[BEGIN Exercise materials]

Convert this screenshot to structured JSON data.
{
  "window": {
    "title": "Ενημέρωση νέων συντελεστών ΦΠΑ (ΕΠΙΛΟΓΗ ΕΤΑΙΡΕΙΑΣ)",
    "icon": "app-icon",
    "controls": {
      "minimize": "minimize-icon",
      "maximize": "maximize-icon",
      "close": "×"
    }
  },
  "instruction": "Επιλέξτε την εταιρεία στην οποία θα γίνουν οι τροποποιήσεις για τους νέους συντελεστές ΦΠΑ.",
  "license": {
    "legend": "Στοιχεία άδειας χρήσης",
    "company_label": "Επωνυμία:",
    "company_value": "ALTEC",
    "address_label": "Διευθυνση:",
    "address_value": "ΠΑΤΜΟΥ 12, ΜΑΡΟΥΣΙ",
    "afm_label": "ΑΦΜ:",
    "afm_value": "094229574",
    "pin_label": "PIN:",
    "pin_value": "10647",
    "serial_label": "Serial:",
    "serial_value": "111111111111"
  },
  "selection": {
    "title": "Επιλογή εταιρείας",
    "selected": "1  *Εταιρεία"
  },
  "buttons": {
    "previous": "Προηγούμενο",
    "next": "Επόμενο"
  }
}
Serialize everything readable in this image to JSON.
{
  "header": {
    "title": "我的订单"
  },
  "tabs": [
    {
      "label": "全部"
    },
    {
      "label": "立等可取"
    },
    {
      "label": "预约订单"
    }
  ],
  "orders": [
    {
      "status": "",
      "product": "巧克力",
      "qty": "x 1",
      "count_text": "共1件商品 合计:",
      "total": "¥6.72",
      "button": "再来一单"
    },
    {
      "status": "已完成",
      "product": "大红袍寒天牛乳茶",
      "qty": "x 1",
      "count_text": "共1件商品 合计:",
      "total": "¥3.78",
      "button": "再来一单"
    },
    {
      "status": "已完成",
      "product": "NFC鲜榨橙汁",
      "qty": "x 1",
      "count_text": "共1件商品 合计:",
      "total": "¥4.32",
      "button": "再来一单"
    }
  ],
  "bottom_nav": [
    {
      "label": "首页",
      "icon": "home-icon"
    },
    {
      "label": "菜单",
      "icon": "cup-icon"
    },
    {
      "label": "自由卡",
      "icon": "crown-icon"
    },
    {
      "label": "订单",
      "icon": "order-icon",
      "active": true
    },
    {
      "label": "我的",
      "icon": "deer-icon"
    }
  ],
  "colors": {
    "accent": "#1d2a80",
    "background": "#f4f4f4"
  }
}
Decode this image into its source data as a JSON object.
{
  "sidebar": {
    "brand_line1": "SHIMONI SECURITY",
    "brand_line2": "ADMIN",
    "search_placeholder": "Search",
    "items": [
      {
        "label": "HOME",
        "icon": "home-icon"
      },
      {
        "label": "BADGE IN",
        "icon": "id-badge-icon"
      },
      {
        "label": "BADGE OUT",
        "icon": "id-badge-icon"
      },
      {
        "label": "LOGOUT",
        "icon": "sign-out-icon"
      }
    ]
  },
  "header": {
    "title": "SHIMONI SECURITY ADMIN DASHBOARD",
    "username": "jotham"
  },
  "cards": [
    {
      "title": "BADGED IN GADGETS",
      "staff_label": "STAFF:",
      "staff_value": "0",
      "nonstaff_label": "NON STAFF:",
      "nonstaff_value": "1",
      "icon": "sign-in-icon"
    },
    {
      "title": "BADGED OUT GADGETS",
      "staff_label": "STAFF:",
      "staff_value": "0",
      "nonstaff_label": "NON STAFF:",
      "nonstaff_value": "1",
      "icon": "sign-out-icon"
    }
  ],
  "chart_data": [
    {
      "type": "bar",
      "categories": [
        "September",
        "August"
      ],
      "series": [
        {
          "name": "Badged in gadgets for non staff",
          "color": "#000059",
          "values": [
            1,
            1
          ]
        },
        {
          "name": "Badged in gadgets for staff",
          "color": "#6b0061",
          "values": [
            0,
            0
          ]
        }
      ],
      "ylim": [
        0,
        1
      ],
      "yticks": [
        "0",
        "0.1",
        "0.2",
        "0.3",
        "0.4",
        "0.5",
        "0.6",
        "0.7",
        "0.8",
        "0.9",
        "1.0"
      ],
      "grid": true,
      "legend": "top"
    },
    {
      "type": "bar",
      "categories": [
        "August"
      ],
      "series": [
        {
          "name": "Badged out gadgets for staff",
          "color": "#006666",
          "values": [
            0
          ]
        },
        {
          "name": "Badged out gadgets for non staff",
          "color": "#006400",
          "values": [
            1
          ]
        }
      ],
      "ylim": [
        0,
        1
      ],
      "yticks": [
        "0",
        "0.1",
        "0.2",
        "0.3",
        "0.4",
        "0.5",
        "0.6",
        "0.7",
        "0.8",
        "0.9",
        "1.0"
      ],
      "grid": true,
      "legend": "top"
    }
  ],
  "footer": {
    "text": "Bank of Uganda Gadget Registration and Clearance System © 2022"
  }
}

[END Exercise materials]

#### Exercise task:
Quote each line of the data above exactly as written.

#### Finished answer:
Convert this screenshot to structured JSON data.
{
  "window": {
    "title": "Ενημέρωση νέων συντελεστών ΦΠΑ (ΕΠΙΛΟΓΗ ΕΤΑΙΡΕΙΑΣ)",
    "icon": "app-icon",
    "controls": {
      "minimize": "minimize-icon",
      "maximize": "maximize-icon",
      "close": "×"
    }
  },
  "instruction": "Επιλέξτε την εταιρεία στην οποία θα γίνουν οι τροποποιήσεις για τους νέους συντελεστές ΦΠΑ.",
  "license": {
    "legend": "Στοιχεία άδειας χρήσης",
    "company_label": "Επωνυμία:",
    "company_value": "ALTEC",
    "address_label": "Διευθυνση:",
    "address_value": "ΠΑΤΜΟΥ 12, ΜΑΡΟΥΣΙ",
    "afm_label": "ΑΦΜ:",
    "afm_value": "094229574",
    "pin_label": "PIN:",
    "pin_value": "10647",
    "serial_label": "Serial:",
    "serial_value": "111111111111"
  },
  "selection": {
    "title": "Επιλογή εταιρείας",
    "selected": "1  *Εταιρεία"
  },
  "buttons": {
    "previous": "Προηγούμενο",
    "next": "Επόμενο"
  }
}
Serialize everything readable in this image to JSON.
{
  "header": {
    "title": "我的订单"
  },
  "tabs": [
    {
      "label": "全部"
    },
    {
      "label": "立等可取"
    },
    {
      "label": "预约订单"
    }
  ],
  "orders": [
    {
      "status": "",
      "product": "巧克力",
      "qty": "x 1",
      "count_text": "共1件商品 合计:",
      "total": "¥6.72",
      "button": "再来一单"
    },
    {
      "status": "已完成",
      "product": "大红袍寒天牛乳茶",
      "qty": "x 1",
      "count_text": "共1件商品 合计:",
      "total": "¥3.78",
      "button": "再来一单"
    },
    {
      "status": "已完成",
      "product": "NFC鲜榨橙汁",
      "qty": "x 1",
      "count_text": "共1件商品 合计:",
      "total": "¥4.32",
      "button": "再来一单"
    }
  ],
  "bottom_nav": [
    {
      "label": "首页",
      "icon": "home-icon"
    },
    {
      "label": "菜单",
      "icon": "cup-icon"
    },
    {
      "label": "自由卡",
      "icon": "crown-icon"
    },
    {
      "label": "订单",
      "icon": "order-icon",
      "active": true
    },
    {
      "label": "我的",
      "icon": "deer-icon"
    }
  ],
  "colors": {
    "accent": "#1d2a80",
    "background": "#f4f4f4"
  }
}
Decode this image into its source data as a JSON object.
{
  "sidebar": {
    "brand_line1": "SHIMONI SECURITY",
    "brand_line2": "ADMIN",
    "search_placeholder": "Search",
    "items": [
      {
        "label": "HOME",
        "icon": "home-icon"
      },
      {
        "label": "BADGE IN",
        "icon": "id-badge-icon"
      },
      {
        "label": "BADGE OUT",
        "icon": "id-badge-icon"
      },
      {
        "label": "LOGOUT",
        "icon": "sign-out-icon"
      }
    ]
  },
  "header": {
    "title": "SHIMONI SECURITY ADMIN DASHBOARD",
    "username": "jotham"
  },
  "cards": [
    {
      "title": "BADGED IN GADGETS",
      "staff_label": "STAFF:",
      "staff_value": "0",
      "nonstaff_label": "NON STAFF:",
      "nonstaff_value": "1",
      "icon": "sign-in-icon"
    },
    {
      "title": "BADGED OUT GADGETS",
      "staff_label": "STAFF:",
      "staff_value": "0",
      "nonstaff_label": "NON STAFF:",
      "nonstaff_value": "1",
      "icon": "sign-out-icon"
    }
  ],
  "chart_data": [
    {
      "type": "bar",
      "categories": [
        "September",
        "August"
      ],
      "series": [
        {
          "name": "Badged in gadgets for non staff",
          "color": "#000059",
          "values": [
            1,
            1
          ]
        },
        {
          "name": "Badged in gadgets for staff",
          "color": "#6b0061",
          "values": [
            0,
            0
          ]
        }
      ],
      "ylim": [
        0,
        1
      ],
      "yticks": [
        "0",
        "0.1",
        "0.2",
        "0.3",
        "0.4",
        "0.5",
        "0.6",
        "0.7",
        "0.8",
        "0.9",
        "1.0"
      ],
      "grid": true,
      "legend": "top"
    },
    {
      "type": "bar",
      "categories": [
        "August"
      ],
      "series": [
        {
          "name": "Badged out gadgets for staff",
          "color": "#006666",
          "values": [
            0
          ]
        },
        {
          "name": "Badged out gadgets for non staff",
          "color": "#006400",
          "values": [
            1
          ]
        }
      ],
      "ylim": [
        0,
        1
      ],
      "yticks": [
        "0",
        "0.1",
        "0.2",
        "0.3",
        "0.4",
        "0.5",
        "0.6",
        "0.7",
        "0.8",
        "0.9",
        "1.0"
      ],
      "grid": true,
      "legend": "top"
    }
  ],
  "footer": {
    "text": "Bank of Uganda Gadget Registration and Clearance System © 2022"
  }
}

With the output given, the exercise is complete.